▶ [Task details]
Look for the string "Sample" in the lines and copy each line that has it.

-- begin --

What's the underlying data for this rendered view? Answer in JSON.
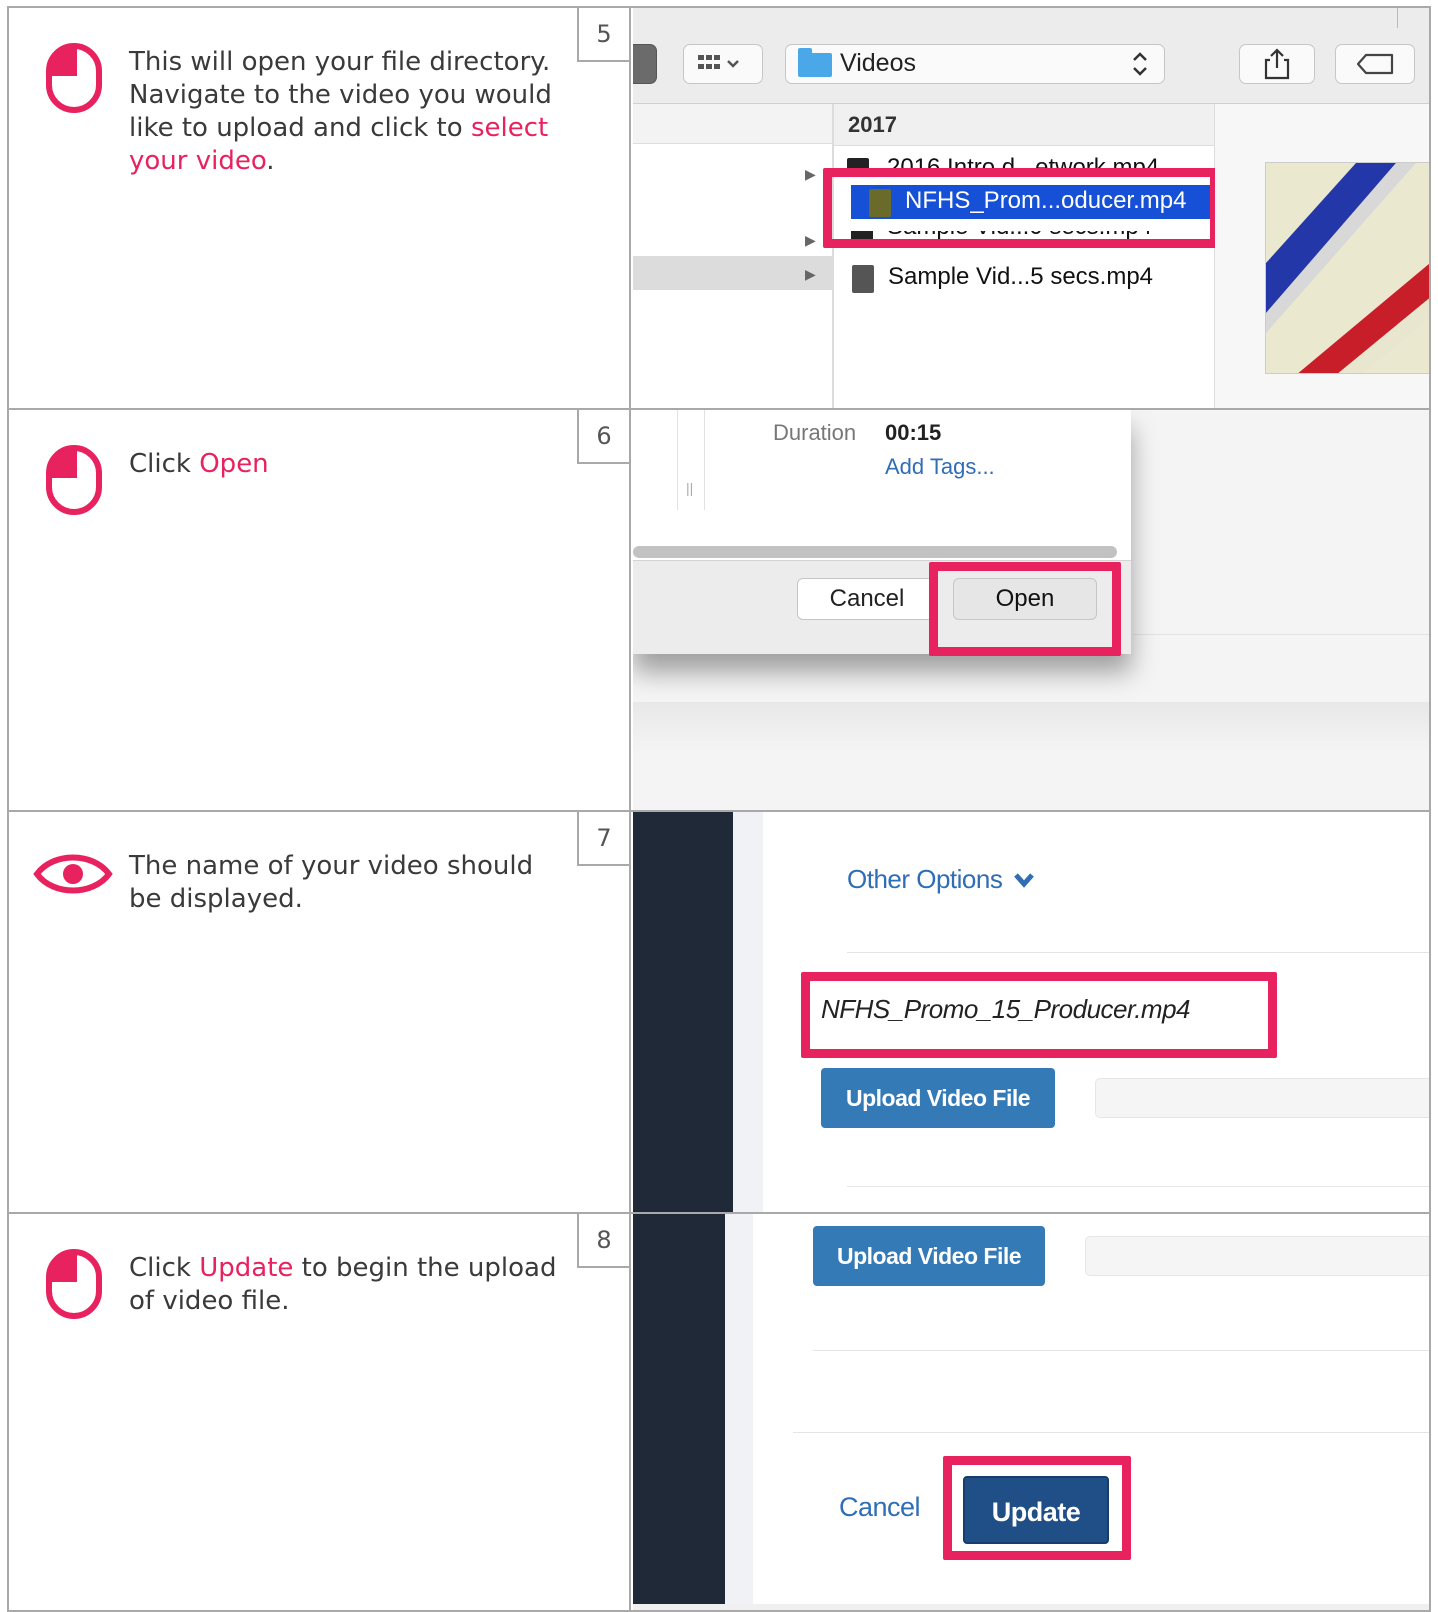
{
  "steps": [
    {
      "number": "5",
      "icon": "mouse-click-icon",
      "text_before": "This will open your file directory. Navigate to the video you would like to upload and click to ",
      "highlight": "select your video",
      "text_after": "."
    },
    {
      "number": "6",
      "icon": "mouse-click-icon",
      "text_before": "Click ",
      "highlight": "Open",
      "text_after": ""
    },
    {
      "number": "7",
      "icon": "eye-icon",
      "text_before": "The name of your video should be displayed.",
      "highlight": "",
      "text_after": ""
    },
    {
      "number": "8",
      "icon": "mouse-click-icon",
      "text_before": "Click ",
      "highlight": "Update",
      "text_after": " to begin the upload of video file."
    }
  ],
  "dialog": {
    "folder": "Videos",
    "year": "2017",
    "files": [
      "2016 Intro d...etwork.mp4",
      "NFHS_Prom...oducer.mp4",
      "Sample Vid...0 secs.mp4",
      "Sample Vid...5 secs.mp4"
    ],
    "duration_label": "Duration",
    "duration_value": "00:15",
    "add_tags": "Add Tags...",
    "cancel": "Cancel",
    "open": "Open"
  },
  "form": {
    "other_options": "Other Options",
    "filename": "NFHS_Promo_15_Producer.mp4",
    "upload_button": "Upload Video File",
    "cancel": "Cancel",
    "update": "Update"
  },
  "colors": {
    "accent": "#e8215f",
    "selection": "#1550d6",
    "button_blue": "#337ab7",
    "button_dark_blue": "#1f4f86",
    "link_blue": "#2f6db5",
    "sidebar": "#1f2937"
  }
}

-- end --

▶ [Response to this task]
      "Sample Vid...0 secs.mp4",
      "Sample Vid...5 secs.mp4"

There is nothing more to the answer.